───── Provided information ─────
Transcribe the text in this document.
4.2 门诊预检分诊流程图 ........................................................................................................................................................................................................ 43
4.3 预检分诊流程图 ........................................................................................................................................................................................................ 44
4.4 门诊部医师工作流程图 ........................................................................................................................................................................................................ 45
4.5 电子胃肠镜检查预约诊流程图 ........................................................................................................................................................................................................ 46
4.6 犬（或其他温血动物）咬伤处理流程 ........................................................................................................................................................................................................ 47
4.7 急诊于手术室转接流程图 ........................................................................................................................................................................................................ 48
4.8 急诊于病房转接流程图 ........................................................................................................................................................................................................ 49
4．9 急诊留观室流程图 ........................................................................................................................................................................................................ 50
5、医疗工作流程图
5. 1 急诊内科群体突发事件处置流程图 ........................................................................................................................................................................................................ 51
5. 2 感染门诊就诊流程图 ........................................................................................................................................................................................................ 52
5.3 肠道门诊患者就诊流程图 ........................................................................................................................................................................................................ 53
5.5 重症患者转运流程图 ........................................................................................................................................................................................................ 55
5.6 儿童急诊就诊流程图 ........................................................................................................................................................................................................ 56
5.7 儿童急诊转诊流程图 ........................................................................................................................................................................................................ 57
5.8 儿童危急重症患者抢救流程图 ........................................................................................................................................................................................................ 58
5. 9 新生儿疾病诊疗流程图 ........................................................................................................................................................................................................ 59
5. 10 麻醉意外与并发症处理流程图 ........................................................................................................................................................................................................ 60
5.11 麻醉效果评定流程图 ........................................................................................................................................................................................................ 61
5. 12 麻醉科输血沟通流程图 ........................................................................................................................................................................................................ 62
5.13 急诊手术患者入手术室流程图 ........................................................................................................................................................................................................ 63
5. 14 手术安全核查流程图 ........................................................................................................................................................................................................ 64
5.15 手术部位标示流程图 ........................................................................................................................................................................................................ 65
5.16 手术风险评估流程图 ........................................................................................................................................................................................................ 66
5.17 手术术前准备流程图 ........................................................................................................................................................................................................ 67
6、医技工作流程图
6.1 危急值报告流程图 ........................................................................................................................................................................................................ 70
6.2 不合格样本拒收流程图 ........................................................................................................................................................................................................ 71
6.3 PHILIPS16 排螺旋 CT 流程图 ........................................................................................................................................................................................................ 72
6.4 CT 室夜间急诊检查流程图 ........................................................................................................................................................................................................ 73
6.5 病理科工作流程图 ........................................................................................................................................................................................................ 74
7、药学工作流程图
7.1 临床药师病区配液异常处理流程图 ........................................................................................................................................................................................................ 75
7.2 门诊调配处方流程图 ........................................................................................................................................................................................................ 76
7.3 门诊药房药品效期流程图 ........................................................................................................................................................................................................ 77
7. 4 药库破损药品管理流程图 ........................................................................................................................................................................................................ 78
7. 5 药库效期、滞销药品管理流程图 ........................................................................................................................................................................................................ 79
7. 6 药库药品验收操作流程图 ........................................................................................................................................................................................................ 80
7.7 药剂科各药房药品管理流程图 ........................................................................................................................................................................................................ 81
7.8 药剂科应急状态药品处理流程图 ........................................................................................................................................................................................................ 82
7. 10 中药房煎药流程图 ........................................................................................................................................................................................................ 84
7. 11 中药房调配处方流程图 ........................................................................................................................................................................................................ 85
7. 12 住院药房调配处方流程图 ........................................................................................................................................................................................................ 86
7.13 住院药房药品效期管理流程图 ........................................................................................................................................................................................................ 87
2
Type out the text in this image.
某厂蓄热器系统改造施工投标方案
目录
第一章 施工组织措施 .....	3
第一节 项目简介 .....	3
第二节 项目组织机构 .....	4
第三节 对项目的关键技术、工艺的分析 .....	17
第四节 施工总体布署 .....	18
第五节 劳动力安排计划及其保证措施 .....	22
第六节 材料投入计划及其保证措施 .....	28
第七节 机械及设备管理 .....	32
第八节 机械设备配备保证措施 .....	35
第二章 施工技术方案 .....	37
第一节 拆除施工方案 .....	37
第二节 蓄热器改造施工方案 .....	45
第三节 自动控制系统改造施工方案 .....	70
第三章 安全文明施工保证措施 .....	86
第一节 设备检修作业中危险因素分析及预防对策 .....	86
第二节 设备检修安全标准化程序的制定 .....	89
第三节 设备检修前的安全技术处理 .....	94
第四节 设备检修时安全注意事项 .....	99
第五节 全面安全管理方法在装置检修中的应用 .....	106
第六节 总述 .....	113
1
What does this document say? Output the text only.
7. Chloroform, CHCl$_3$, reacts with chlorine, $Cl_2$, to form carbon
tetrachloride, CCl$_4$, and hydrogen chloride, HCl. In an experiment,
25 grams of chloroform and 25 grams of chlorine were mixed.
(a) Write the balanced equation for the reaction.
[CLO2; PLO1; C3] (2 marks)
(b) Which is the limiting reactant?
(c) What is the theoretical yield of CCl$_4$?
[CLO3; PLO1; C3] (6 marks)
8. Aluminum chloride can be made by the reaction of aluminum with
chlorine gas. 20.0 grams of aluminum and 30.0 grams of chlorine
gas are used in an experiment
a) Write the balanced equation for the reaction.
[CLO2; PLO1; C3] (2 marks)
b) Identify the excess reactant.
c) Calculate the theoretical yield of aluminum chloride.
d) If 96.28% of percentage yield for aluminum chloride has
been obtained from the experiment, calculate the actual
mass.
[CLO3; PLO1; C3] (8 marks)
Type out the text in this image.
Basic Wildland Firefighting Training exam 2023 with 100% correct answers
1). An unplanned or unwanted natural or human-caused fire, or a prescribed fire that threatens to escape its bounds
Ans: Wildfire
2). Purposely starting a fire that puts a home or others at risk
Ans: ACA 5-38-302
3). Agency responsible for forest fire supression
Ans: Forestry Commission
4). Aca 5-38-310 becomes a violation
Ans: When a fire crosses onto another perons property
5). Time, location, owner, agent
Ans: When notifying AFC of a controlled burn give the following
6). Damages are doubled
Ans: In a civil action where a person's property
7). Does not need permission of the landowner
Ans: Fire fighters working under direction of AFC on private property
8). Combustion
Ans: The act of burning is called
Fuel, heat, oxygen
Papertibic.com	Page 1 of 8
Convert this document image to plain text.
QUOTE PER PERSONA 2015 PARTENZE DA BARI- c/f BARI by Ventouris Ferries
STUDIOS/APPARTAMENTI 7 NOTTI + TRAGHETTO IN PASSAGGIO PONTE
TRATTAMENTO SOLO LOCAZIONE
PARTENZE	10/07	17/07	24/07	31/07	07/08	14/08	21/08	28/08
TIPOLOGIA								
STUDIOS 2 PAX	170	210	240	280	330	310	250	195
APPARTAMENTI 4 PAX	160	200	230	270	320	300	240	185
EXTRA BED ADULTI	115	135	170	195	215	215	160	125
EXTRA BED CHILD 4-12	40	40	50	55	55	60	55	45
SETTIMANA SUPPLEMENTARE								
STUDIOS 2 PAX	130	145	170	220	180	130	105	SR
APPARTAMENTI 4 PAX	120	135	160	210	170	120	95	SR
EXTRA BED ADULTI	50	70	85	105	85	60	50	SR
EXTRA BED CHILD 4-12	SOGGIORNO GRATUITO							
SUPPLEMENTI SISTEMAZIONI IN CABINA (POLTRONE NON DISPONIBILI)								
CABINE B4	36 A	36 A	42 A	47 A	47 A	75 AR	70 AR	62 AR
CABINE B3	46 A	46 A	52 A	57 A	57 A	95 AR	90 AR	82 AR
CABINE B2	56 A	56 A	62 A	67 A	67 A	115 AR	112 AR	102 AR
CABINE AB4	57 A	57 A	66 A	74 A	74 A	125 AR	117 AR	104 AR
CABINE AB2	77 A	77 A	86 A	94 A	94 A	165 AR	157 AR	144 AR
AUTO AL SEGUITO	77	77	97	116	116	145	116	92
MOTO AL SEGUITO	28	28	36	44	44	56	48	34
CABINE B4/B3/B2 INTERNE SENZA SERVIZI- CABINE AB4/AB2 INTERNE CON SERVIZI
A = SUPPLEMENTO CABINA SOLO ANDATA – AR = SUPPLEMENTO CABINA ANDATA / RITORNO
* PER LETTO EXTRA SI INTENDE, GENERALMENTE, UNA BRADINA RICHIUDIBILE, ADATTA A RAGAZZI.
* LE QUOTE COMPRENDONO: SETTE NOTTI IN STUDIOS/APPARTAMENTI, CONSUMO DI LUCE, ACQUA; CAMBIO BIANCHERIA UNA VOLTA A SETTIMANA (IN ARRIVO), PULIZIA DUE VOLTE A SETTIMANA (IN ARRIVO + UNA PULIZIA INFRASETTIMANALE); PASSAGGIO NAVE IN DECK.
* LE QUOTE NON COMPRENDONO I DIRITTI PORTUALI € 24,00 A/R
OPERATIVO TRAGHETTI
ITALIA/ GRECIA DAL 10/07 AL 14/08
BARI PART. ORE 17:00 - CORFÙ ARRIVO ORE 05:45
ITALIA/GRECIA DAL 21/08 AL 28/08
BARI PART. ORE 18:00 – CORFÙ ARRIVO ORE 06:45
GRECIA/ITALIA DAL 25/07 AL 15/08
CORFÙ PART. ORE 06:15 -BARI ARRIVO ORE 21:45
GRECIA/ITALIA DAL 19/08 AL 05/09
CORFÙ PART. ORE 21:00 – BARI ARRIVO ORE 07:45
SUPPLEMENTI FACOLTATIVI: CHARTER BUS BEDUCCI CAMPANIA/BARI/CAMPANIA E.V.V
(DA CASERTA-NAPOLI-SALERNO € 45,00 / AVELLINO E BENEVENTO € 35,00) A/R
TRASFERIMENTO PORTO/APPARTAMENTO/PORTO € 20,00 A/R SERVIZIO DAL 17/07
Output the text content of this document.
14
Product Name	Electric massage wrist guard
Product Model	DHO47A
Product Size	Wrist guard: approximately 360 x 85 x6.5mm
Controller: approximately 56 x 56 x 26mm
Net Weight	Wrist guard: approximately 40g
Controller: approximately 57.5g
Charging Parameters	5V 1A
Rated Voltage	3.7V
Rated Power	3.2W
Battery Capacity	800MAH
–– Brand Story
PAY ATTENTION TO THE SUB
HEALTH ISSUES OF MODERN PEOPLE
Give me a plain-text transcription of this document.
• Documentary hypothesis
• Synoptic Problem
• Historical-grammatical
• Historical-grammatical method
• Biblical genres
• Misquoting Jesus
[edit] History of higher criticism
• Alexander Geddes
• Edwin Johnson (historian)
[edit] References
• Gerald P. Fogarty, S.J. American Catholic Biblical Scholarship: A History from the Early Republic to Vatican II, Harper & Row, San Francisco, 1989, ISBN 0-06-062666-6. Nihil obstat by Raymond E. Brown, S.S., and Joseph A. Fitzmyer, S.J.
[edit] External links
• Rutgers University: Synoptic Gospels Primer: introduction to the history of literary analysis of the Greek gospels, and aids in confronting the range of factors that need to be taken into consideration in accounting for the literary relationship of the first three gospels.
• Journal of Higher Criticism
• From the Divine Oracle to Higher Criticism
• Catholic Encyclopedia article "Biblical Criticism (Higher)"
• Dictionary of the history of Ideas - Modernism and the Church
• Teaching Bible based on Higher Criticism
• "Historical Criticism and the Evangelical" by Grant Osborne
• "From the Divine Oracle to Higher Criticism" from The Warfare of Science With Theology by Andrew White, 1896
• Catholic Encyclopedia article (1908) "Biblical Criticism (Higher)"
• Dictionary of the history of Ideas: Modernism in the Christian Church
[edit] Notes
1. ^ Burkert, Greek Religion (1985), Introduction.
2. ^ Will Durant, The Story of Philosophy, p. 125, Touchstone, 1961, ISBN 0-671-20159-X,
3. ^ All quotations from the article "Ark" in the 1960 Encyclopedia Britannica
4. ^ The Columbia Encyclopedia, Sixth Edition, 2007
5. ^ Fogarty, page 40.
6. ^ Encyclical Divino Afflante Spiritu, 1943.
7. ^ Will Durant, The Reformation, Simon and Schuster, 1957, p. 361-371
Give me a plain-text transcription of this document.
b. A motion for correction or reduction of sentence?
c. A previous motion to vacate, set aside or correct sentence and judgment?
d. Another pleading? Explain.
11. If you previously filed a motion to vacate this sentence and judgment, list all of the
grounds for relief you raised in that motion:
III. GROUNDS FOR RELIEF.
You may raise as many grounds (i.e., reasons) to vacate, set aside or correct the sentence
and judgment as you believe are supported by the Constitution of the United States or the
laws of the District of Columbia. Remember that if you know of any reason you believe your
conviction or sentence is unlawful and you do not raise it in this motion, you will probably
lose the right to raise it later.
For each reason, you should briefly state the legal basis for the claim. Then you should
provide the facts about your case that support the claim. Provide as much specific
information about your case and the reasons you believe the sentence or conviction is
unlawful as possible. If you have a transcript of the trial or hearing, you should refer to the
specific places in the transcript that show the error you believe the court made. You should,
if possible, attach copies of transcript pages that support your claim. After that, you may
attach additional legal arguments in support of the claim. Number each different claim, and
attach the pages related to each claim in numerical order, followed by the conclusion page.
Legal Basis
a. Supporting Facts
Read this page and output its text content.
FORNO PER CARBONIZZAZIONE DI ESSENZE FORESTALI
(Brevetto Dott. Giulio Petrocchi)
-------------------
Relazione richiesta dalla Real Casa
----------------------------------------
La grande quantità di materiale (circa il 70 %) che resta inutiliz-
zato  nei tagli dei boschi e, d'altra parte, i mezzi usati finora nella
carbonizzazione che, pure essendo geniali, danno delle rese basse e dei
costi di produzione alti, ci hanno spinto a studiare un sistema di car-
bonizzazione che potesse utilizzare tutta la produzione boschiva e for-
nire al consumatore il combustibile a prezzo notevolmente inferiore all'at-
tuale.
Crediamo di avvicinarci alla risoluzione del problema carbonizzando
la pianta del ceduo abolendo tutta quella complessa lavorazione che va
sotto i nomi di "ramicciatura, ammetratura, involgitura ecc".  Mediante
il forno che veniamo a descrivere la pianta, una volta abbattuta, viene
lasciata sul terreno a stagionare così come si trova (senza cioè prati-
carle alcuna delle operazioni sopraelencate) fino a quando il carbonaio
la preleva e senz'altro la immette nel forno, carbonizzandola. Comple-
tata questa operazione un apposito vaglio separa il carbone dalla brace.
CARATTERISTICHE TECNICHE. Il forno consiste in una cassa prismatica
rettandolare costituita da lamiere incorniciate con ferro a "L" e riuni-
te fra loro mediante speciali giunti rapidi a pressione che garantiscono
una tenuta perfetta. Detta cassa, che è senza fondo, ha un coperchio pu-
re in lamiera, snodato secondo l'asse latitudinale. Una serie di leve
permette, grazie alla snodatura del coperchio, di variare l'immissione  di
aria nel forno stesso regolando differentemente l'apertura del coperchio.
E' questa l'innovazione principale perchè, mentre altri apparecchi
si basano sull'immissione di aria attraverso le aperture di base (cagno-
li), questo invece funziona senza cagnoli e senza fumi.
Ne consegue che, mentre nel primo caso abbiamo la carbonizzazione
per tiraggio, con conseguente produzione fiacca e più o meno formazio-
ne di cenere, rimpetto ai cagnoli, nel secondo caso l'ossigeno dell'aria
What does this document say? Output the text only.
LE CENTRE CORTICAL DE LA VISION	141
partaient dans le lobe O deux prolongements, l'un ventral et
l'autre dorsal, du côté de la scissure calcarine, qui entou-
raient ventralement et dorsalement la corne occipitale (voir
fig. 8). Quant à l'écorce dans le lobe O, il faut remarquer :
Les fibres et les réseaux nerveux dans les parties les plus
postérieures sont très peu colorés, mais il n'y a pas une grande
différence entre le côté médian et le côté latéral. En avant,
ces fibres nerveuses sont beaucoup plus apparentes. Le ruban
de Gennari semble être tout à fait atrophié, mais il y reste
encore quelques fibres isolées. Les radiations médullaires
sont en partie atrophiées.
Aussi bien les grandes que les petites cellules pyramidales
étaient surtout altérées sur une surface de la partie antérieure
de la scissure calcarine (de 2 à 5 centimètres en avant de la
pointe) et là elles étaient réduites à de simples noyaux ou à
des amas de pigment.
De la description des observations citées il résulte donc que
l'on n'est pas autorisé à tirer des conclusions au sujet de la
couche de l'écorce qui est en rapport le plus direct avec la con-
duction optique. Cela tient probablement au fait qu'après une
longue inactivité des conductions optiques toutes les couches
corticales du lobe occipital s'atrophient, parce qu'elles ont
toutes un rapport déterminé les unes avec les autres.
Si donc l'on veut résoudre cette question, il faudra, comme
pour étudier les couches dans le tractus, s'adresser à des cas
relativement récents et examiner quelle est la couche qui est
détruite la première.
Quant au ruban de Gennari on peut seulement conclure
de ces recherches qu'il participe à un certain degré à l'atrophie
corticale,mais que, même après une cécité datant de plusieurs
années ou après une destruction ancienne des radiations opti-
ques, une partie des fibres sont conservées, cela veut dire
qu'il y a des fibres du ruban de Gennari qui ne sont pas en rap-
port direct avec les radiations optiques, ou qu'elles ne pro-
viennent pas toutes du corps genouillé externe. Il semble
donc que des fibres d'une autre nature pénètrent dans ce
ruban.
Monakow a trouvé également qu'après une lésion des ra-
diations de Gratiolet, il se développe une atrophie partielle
─────
* Directive
Return only the number of lines in the entries that contain the string "dans".

* Completed task
5